--- Instructions for the task ---
Check each line of the material. Copy those containing "sure".

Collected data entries
────────

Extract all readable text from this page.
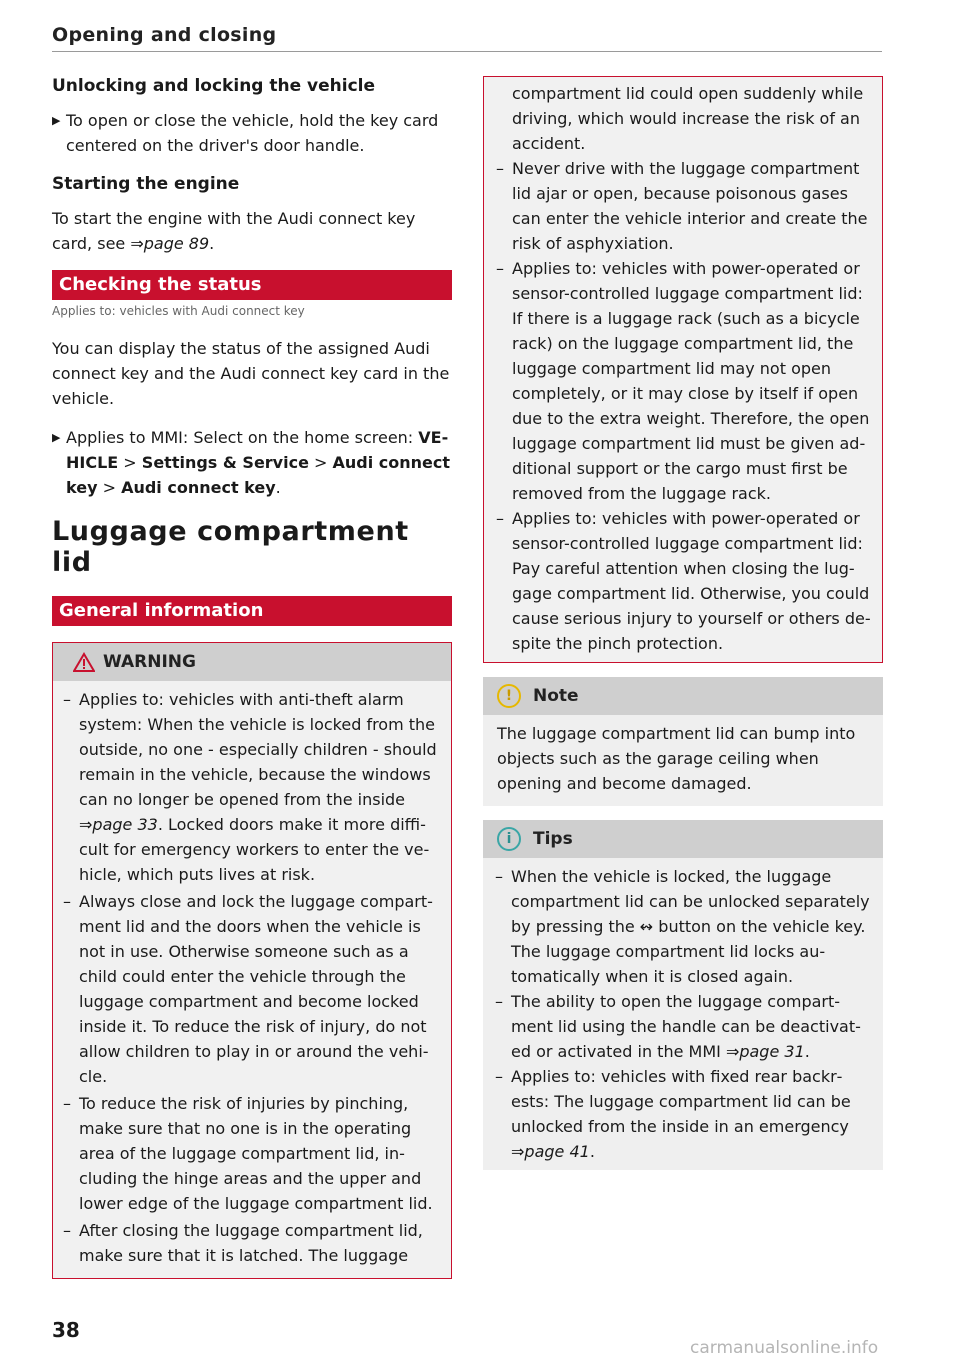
Opening and closing
Unlocking and locking the vehicle
▶ To open or close the vehicle, hold the key card centered on the driver's door handle.
Starting the engine

To start the engine with the Audi connect key card, see ⇒page 89.

Checking the status
Applies to: vehicles with Audi connect key

You can display the status of the assigned Audi connect key and the Audi connect key card in the vehicle.

▶ Applies to MMI: Select on the home screen: VEHICLE > Settings & Service > Audi connect key > Audi connect key.
Luggage compartment lid
General information
WARNING
– Applies to: vehicles with anti-theft alarm system: When the vehicle is locked from the outside, no one - especially children - should remain in the vehicle, because the windows can no longer be opened from the inside ⇒page 33. Locked doors make it more difficult for emergency workers to enter the vehicle, which puts lives at risk.
– Always close and lock the luggage compartment lid and the doors when the vehicle is not in use. Otherwise someone such as a child could enter the vehicle through the luggage compartment and become locked inside it. To reduce the risk of injury, do not allow children to play in or around the vehicle.
– To reduce the risk of injuries by pinching, make sure that no one is in the operating area of the luggage compartment lid, including the hinge areas and the upper and lower edge of the luggage compartment lid.
– After closing the luggage compartment lid, make sure that it is latched. The luggage
compartment lid could open suddenly while driving, which would increase the risk of an accident.
– Never drive with the luggage compartment lid ajar or open, because poisonous gases can enter the vehicle interior and create the risk of asphyxiation.
– Applies to: vehicles with power-operated or sensor-controlled luggage compartment lid: If there is a luggage rack (such as a bicycle rack) on the luggage compartment lid, the luggage compartment lid may not open completely, or it may close by itself if open due to the extra weight. Therefore, the open luggage compartment lid must be given additional support or the cargo must first be removed from the luggage rack.
– Applies to: vehicles with power-operated or sensor-controlled luggage compartment lid: Pay careful attention when closing the luggage compartment lid. Otherwise, you could cause serious injury to yourself or others despite the pinch protection.
! Note
The luggage compartment lid can bump into objects such as the garage ceiling when opening and become damaged.
i Tips
– When the vehicle is locked, the luggage compartment lid can be unlocked separately by pressing the ↭ button on the vehicle key. The luggage compartment lid locks automatically when it is closed again.
– The ability to open the luggage compartment lid using the handle can be deactivated or activated in the MMI ⇒page 31.
– Applies to: vehicles with fixed rear backrests: The luggage compartment lid can be unlocked from the inside in an emergency ⇒page 41.
38
carmanualsonline.info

────────

--- Task response ---
– To reduce the risk of injuries by pinching, make sure that no one is in the operating area of the luggage compartment lid, including the hinge areas and the upper and lower edge of the luggage compartment lid.
– After closing the luggage compartment lid, make sure that it is latched. The luggage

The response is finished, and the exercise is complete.